_GIVEN REQUEST_.
Filter for the word "text" and keep each matching line.

_SUPPLIED ENTRIES_.

** begin **

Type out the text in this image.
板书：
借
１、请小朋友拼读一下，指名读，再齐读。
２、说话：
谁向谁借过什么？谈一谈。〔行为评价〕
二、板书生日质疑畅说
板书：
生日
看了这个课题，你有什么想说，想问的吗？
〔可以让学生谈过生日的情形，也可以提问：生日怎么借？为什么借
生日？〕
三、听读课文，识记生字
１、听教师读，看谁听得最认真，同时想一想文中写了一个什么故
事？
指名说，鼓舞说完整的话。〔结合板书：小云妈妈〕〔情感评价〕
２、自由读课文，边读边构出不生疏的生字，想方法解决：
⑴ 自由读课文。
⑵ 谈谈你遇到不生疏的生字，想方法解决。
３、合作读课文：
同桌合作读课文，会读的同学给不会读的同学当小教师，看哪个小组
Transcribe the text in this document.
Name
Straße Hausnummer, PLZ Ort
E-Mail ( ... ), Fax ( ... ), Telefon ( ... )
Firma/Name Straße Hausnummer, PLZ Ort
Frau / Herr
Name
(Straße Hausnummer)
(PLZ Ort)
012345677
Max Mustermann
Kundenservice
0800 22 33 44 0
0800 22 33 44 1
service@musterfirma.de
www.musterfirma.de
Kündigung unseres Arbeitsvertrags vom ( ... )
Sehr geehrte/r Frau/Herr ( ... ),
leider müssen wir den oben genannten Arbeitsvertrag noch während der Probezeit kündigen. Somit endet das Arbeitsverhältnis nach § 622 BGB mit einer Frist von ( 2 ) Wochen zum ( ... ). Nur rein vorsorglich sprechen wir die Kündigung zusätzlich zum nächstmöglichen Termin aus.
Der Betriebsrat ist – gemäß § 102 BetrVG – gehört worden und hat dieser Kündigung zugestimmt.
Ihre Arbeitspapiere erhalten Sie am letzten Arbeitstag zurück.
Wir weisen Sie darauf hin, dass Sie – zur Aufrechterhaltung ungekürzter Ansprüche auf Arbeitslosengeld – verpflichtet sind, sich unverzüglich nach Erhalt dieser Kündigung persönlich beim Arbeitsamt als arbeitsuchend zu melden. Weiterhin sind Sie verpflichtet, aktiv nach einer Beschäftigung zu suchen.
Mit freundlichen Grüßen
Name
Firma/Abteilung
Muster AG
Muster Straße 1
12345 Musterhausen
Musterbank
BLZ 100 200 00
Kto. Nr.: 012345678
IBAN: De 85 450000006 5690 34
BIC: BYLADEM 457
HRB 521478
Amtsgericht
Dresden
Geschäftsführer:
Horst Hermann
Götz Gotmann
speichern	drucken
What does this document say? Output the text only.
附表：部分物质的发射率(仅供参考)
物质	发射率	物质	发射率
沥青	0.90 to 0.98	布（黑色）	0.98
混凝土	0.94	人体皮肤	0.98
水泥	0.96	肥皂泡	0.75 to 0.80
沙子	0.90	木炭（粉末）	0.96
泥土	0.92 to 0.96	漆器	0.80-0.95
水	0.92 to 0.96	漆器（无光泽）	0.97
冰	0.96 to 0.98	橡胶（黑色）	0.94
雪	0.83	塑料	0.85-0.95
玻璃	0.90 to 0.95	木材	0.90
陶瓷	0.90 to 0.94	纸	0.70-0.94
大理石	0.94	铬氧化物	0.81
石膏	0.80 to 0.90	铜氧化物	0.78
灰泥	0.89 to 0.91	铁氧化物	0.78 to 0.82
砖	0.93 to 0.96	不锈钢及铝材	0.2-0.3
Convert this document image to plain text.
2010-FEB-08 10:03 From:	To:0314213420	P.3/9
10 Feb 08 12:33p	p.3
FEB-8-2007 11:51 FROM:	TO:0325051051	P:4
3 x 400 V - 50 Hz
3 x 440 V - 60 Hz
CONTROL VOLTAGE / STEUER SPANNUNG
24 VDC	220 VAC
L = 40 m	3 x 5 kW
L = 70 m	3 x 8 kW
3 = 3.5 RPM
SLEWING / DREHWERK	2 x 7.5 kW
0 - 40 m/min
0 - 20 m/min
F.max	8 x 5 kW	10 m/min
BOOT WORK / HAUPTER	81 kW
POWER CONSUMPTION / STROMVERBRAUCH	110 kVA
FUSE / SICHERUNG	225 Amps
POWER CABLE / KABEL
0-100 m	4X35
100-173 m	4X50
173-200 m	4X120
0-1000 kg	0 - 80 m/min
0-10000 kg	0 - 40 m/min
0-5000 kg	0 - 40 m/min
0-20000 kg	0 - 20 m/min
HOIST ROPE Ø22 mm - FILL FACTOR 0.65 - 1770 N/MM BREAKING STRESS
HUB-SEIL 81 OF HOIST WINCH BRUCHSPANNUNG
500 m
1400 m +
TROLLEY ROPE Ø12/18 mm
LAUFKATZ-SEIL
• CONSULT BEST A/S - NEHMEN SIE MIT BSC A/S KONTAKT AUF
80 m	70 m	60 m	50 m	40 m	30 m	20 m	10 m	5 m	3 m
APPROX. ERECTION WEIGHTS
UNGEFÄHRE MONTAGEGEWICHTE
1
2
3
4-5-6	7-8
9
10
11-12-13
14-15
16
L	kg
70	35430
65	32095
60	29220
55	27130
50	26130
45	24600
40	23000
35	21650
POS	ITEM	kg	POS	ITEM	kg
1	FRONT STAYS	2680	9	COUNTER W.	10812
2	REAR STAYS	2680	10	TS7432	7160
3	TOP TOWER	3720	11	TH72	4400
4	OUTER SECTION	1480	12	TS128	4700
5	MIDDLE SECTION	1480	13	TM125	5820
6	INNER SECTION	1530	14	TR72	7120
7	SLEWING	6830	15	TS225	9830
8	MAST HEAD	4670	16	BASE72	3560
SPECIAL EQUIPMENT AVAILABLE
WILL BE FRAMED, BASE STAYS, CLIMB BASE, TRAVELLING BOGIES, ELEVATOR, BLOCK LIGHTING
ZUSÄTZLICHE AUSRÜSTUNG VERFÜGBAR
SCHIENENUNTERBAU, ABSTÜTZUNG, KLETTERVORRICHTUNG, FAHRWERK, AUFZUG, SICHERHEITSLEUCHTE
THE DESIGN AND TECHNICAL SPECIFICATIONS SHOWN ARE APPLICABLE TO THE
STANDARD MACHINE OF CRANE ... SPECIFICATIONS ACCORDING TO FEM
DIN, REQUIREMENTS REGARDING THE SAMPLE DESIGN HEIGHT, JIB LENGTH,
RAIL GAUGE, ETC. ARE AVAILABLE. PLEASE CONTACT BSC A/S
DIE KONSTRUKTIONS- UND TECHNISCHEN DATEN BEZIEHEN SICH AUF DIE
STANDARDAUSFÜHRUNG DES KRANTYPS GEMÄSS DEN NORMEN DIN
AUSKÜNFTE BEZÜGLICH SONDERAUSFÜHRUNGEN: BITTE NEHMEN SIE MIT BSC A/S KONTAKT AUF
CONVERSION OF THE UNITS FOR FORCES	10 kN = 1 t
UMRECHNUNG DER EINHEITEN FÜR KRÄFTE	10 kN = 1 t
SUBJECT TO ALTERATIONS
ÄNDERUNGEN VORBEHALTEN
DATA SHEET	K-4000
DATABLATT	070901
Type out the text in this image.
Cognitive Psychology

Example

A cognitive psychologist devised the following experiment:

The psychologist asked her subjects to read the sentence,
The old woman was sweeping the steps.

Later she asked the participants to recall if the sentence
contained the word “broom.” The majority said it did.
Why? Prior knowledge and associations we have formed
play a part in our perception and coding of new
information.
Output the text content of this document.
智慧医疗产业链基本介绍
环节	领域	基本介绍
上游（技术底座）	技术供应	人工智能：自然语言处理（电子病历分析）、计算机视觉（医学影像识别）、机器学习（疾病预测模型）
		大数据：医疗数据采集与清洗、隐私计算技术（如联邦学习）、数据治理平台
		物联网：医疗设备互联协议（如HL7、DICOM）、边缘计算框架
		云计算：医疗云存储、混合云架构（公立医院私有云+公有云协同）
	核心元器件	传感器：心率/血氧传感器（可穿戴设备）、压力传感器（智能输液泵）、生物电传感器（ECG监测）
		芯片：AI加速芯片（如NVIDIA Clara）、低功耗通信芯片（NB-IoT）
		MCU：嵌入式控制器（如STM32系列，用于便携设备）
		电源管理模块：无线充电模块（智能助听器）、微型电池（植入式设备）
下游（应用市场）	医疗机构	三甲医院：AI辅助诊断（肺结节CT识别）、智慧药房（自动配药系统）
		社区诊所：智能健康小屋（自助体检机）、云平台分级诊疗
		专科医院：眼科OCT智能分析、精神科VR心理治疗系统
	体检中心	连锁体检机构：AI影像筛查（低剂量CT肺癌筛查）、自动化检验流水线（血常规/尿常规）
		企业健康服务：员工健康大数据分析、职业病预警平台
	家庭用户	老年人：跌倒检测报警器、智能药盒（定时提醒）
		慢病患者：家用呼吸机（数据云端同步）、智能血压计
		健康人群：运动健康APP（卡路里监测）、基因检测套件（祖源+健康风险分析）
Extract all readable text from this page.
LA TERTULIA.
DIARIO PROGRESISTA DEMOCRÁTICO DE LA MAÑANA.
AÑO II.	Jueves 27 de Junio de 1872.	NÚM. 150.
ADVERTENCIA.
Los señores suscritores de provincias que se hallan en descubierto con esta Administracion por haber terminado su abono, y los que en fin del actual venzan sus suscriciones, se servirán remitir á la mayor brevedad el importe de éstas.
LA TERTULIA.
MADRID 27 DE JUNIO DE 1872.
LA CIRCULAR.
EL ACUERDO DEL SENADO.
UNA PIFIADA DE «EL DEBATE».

** end **

_WRITTEN ANSWER_.
Type out the text in this image.
Transcribe the text in this document.
What does this document say? Output the text only.
Convert this document image to plain text.
Type out the text in this image.
Output the text content of this document.
Extract all readable text from this page.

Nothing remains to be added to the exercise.